§ **MATERIAL PROVIDED**:
============================================================
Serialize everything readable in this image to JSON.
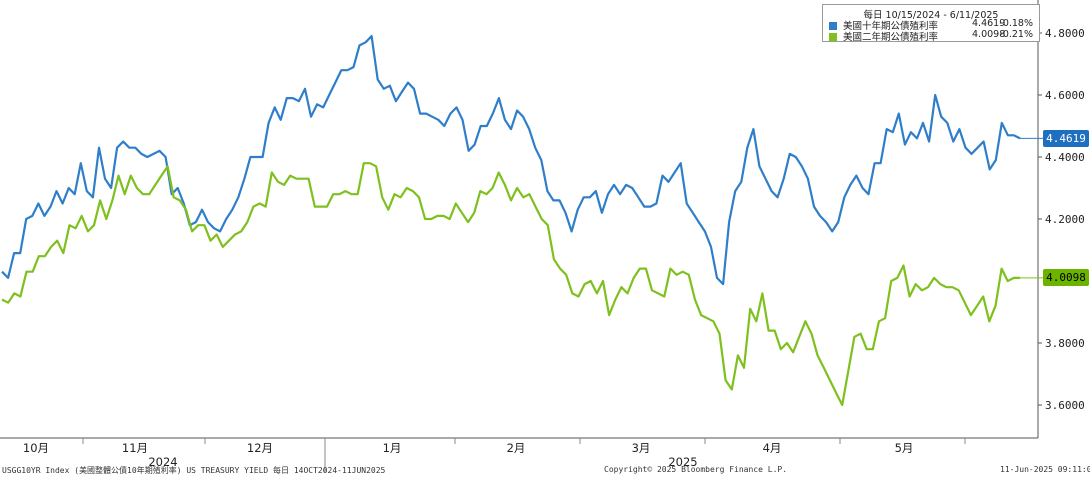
{
  "chart_data": {
    "type": "line",
    "frequency": "每日",
    "date_range": "10/15/2024 - 6/11/2025",
    "x_labels": [
      "10月",
      "11月",
      "12月",
      "1月",
      "2月",
      "3月",
      "4月",
      "5月"
    ],
    "year_labels": [
      "2024",
      "2025"
    ],
    "ylim": [
      3.5,
      4.92
    ],
    "yticks": [
      "4.8000",
      "4.6000",
      "4.4000",
      "4.2000",
      "3.8000",
      "3.6000"
    ],
    "ytick_values": [
      4.8,
      4.6,
      4.4,
      4.2,
      3.8,
      3.6
    ],
    "grid": false,
    "legend_position": "top-right",
    "series": [
      {
        "name": "美國十年期公債殖利率",
        "last": "4.4619",
        "change": "-0.18%",
        "color": "#2e7ec9",
        "tag_color": "#1f6fc0",
        "values": [
          4.03,
          4.01,
          4.09,
          4.09,
          4.2,
          4.21,
          4.25,
          4.21,
          4.24,
          4.29,
          4.25,
          4.3,
          4.28,
          4.38,
          4.29,
          4.27,
          4.43,
          4.33,
          4.3,
          4.43,
          4.45,
          4.43,
          4.43,
          4.41,
          4.4,
          4.41,
          4.42,
          4.4,
          4.28,
          4.3,
          4.25,
          4.18,
          4.19,
          4.23,
          4.19,
          4.17,
          4.16,
          4.2,
          4.23,
          4.27,
          4.33,
          4.4,
          4.4,
          4.4,
          4.51,
          4.56,
          4.52,
          4.59,
          4.59,
          4.58,
          4.62,
          4.53,
          4.57,
          4.56,
          4.6,
          4.64,
          4.68,
          4.68,
          4.69,
          4.76,
          4.77,
          4.79,
          4.65,
          4.62,
          4.63,
          4.58,
          4.61,
          4.64,
          4.62,
          4.54,
          4.54,
          4.53,
          4.52,
          4.5,
          4.54,
          4.56,
          4.52,
          4.42,
          4.44,
          4.5,
          4.5,
          4.54,
          4.59,
          4.52,
          4.49,
          4.55,
          4.53,
          4.49,
          4.43,
          4.39,
          4.29,
          4.26,
          4.26,
          4.22,
          4.16,
          4.23,
          4.27,
          4.27,
          4.29,
          4.22,
          4.28,
          4.31,
          4.28,
          4.31,
          4.3,
          4.27,
          4.24,
          4.24,
          4.25,
          4.34,
          4.32,
          4.35,
          4.38,
          4.25,
          4.22,
          4.19,
          4.16,
          4.11,
          4.01,
          3.99,
          4.19,
          4.29,
          4.32,
          4.43,
          4.49,
          4.37,
          4.33,
          4.29,
          4.27,
          4.33,
          4.41,
          4.4,
          4.37,
          4.33,
          4.24,
          4.21,
          4.19,
          4.16,
          4.19,
          4.27,
          4.31,
          4.34,
          4.3,
          4.28,
          4.38,
          4.38,
          4.49,
          4.48,
          4.54,
          4.44,
          4.48,
          4.46,
          4.51,
          4.45,
          4.6,
          4.53,
          4.51,
          4.45,
          4.49,
          4.43,
          4.41,
          4.43,
          4.45,
          4.36,
          4.39,
          4.51,
          4.47,
          4.47,
          4.46
        ]
      },
      {
        "name": "美國二年期公債殖利率",
        "last": "4.0098",
        "change": "-0.21%",
        "color": "#7ec01e",
        "tag_color": "#6ab400",
        "values": [
          3.94,
          3.93,
          3.96,
          3.95,
          4.03,
          4.03,
          4.08,
          4.08,
          4.11,
          4.13,
          4.09,
          4.18,
          4.17,
          4.21,
          4.16,
          4.18,
          4.26,
          4.2,
          4.26,
          4.34,
          4.28,
          4.34,
          4.3,
          4.28,
          4.28,
          4.31,
          4.34,
          4.37,
          4.27,
          4.26,
          4.23,
          4.16,
          4.18,
          4.18,
          4.13,
          4.15,
          4.11,
          4.13,
          4.15,
          4.16,
          4.19,
          4.24,
          4.25,
          4.24,
          4.35,
          4.32,
          4.31,
          4.34,
          4.33,
          4.33,
          4.33,
          4.24,
          4.24,
          4.24,
          4.28,
          4.28,
          4.29,
          4.28,
          4.28,
          4.38,
          4.38,
          4.37,
          4.27,
          4.23,
          4.28,
          4.27,
          4.3,
          4.29,
          4.27,
          4.2,
          4.2,
          4.21,
          4.21,
          4.2,
          4.25,
          4.22,
          4.19,
          4.22,
          4.29,
          4.28,
          4.3,
          4.35,
          4.31,
          4.26,
          4.3,
          4.27,
          4.28,
          4.24,
          4.2,
          4.18,
          4.07,
          4.04,
          4.02,
          3.96,
          3.95,
          3.99,
          4.0,
          3.96,
          4.0,
          3.89,
          3.94,
          3.98,
          3.96,
          4.01,
          4.04,
          4.04,
          3.97,
          3.96,
          3.95,
          4.04,
          4.02,
          4.03,
          4.02,
          3.94,
          3.89,
          3.88,
          3.87,
          3.83,
          3.68,
          3.65,
          3.76,
          3.72,
          3.91,
          3.87,
          3.96,
          3.84,
          3.84,
          3.78,
          3.8,
          3.77,
          3.82,
          3.87,
          3.83,
          3.76,
          3.72,
          3.68,
          3.64,
          3.6,
          3.71,
          3.82,
          3.83,
          3.78,
          3.78,
          3.87,
          3.88,
          4.0,
          4.01,
          4.05,
          3.95,
          3.99,
          3.97,
          3.98,
          4.01,
          3.99,
          3.98,
          3.98,
          3.97,
          3.93,
          3.89,
          3.92,
          3.95,
          3.87,
          3.92,
          4.04,
          4.0,
          4.01,
          4.01
        ]
      }
    ]
  },
  "footer": {
    "left": "USGG10YR Index (美國整體公債10年期殖利率) US TREASURY YIELD  每日 14OCT2024-11JUN2025",
    "center": "Copyright© 2025 Bloomberg Finance L.P.",
    "right": "11-Jun-2025 09:11:06"
  }
}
============================================================
§ **YOUR OBJECTIVE**: All of the lines above should be retyped precisely, apart from the pictures.

§ **SOLUTION TO THIS EXERCISE**:
Serialize everything readable in this image to JSON.
{
  "chart_data": {
    "type": "line",
    "frequency": "每日",
    "date_range": "10/15/2024 - 6/11/2025",
    "x_labels": [
      "10月",
      "11月",
      "12月",
      "1月",
      "2月",
      "3月",
      "4月",
      "5月"
    ],
    "year_labels": [
      "2024",
      "2025"
    ],
    "ylim": [
      3.5,
      4.92
    ],
    "yticks": [
      "4.8000",
      "4.6000",
      "4.4000",
      "4.2000",
      "3.8000",
      "3.6000"
    ],
    "ytick_values": [
      4.8,
      4.6,
      4.4,
      4.2,
      3.8,
      3.6
    ],
    "grid": false,
    "legend_position": "top-right",
    "series": [
      {
        "name": "美國十年期公債殖利率",
        "last": "4.4619",
        "change": "-0.18%",
        "color": "#2e7ec9",
        "tag_color": "#1f6fc0",
        "values": [
          4.03,
          4.01,
          4.09,
          4.09,
          4.2,
          4.21,
          4.25,
          4.21,
          4.24,
          4.29,
          4.25,
          4.3,
          4.28,
          4.38,
          4.29,
          4.27,
          4.43,
          4.33,
          4.3,
          4.43,
          4.45,
          4.43,
          4.43,
          4.41,
          4.4,
          4.41,
          4.42,
          4.4,
          4.28,
          4.3,
          4.25,
          4.18,
          4.19,
          4.23,
          4.19,
          4.17,
          4.16,
          4.2,
          4.23,
          4.27,
          4.33,
          4.4,
          4.4,
          4.4,
          4.51,
          4.56,
          4.52,
          4.59,
          4.59,
          4.58,
          4.62,
          4.53,
          4.57,
          4.56,
          4.6,
          4.64,
          4.68,
          4.68,
          4.69,
          4.76,
          4.77,
          4.79,
          4.65,
          4.62,
          4.63,
          4.58,
          4.61,
          4.64,
          4.62,
          4.54,
          4.54,
          4.53,
          4.52,
          4.5,
          4.54,
          4.56,
          4.52,
          4.42,
          4.44,
          4.5,
          4.5,
          4.54,
          4.59,
          4.52,
          4.49,
          4.55,
          4.53,
          4.49,
          4.43,
          4.39,
          4.29,
          4.26,
          4.26,
          4.22,
          4.16,
          4.23,
          4.27,
          4.27,
          4.29,
          4.22,
          4.28,
          4.31,
          4.28,
          4.31,
          4.3,
          4.27,
          4.24,
          4.24,
          4.25,
          4.34,
          4.32,
          4.35,
          4.38,
          4.25,
          4.22,
          4.19,
          4.16,
          4.11,
          4.01,
          3.99,
          4.19,
          4.29,
          4.32,
          4.43,
          4.49,
          4.37,
          4.33,
          4.29,
          4.27,
          4.33,
          4.41,
          4.4,
          4.37,
          4.33,
          4.24,
          4.21,
          4.19,
          4.16,
          4.19,
          4.27,
          4.31,
          4.34,
          4.3,
          4.28,
          4.38,
          4.38,
          4.49,
          4.48,
          4.54,
          4.44,
          4.48,
          4.46,
          4.51,
          4.45,
          4.6,
          4.53,
          4.51,
          4.45,
          4.49,
          4.43,
          4.41,
          4.43,
          4.45,
          4.36,
          4.39,
          4.51,
          4.47,
          4.47,
          4.46
        ]
      },
      {
        "name": "美國二年期公債殖利率",
        "last": "4.0098",
        "change": "-0.21%",
        "color": "#7ec01e",
        "tag_color": "#6ab400",
        "values": [
          3.94,
          3.93,
          3.96,
          3.95,
          4.03,
          4.03,
          4.08,
          4.08,
          4.11,
          4.13,
          4.09,
          4.18,
          4.17,
          4.21,
          4.16,
          4.18,
          4.26,
          4.2,
          4.26,
          4.34,
          4.28,
          4.34,
          4.3,
          4.28,
          4.28,
          4.31,
          4.34,
          4.37,
          4.27,
          4.26,
          4.23,
          4.16,
          4.18,
          4.18,
          4.13,
          4.15,
          4.11,
          4.13,
          4.15,
          4.16,
          4.19,
          4.24,
          4.25,
          4.24,
          4.35,
          4.32,
          4.31,
          4.34,
          4.33,
          4.33,
          4.33,
          4.24,
          4.24,
          4.24,
          4.28,
          4.28,
          4.29,
          4.28,
          4.28,
          4.38,
          4.38,
          4.37,
          4.27,
          4.23,
          4.28,
          4.27,
          4.3,
          4.29,
          4.27,
          4.2,
          4.2,
          4.21,
          4.21,
          4.2,
          4.25,
          4.22,
          4.19,
          4.22,
          4.29,
          4.28,
          4.3,
          4.35,
          4.31,
          4.26,
          4.3,
          4.27,
          4.28,
          4.24,
          4.2,
          4.18,
          4.07,
          4.04,
          4.02,
          3.96,
          3.95,
          3.99,
          4.0,
          3.96,
          4.0,
          3.89,
          3.94,
          3.98,
          3.96,
          4.01,
          4.04,
          4.04,
          3.97,
          3.96,
          3.95,
          4.04,
          4.02,
          4.03,
          4.02,
          3.94,
          3.89,
          3.88,
          3.87,
          3.83,
          3.68,
          3.65,
          3.76,
          3.72,
          3.91,
          3.87,
          3.96,
          3.84,
          3.84,
          3.78,
          3.8,
          3.77,
          3.82,
          3.87,
          3.83,
          3.76,
          3.72,
          3.68,
          3.64,
          3.6,
          3.71,
          3.82,
          3.83,
          3.78,
          3.78,
          3.87,
          3.88,
          4.0,
          4.01,
          4.05,
          3.95,
          3.99,
          3.97,
          3.98,
          4.01,
          3.99,
          3.98,
          3.98,
          3.97,
          3.93,
          3.89,
          3.92,
          3.95,
          3.87,
          3.92,
          4.04,
          4.0,
          4.01,
          4.01
        ]
      }
    ]
  },
  "footer": {
    "left": "USGG10YR Index (美國整體公債10年期殖利率) US TREASURY YIELD  每日 14OCT2024-11JUN2025",
    "center": "Copyright© 2025 Bloomberg Finance L.P.",
    "right": "11-Jun-2025 09:11:06"
  }
}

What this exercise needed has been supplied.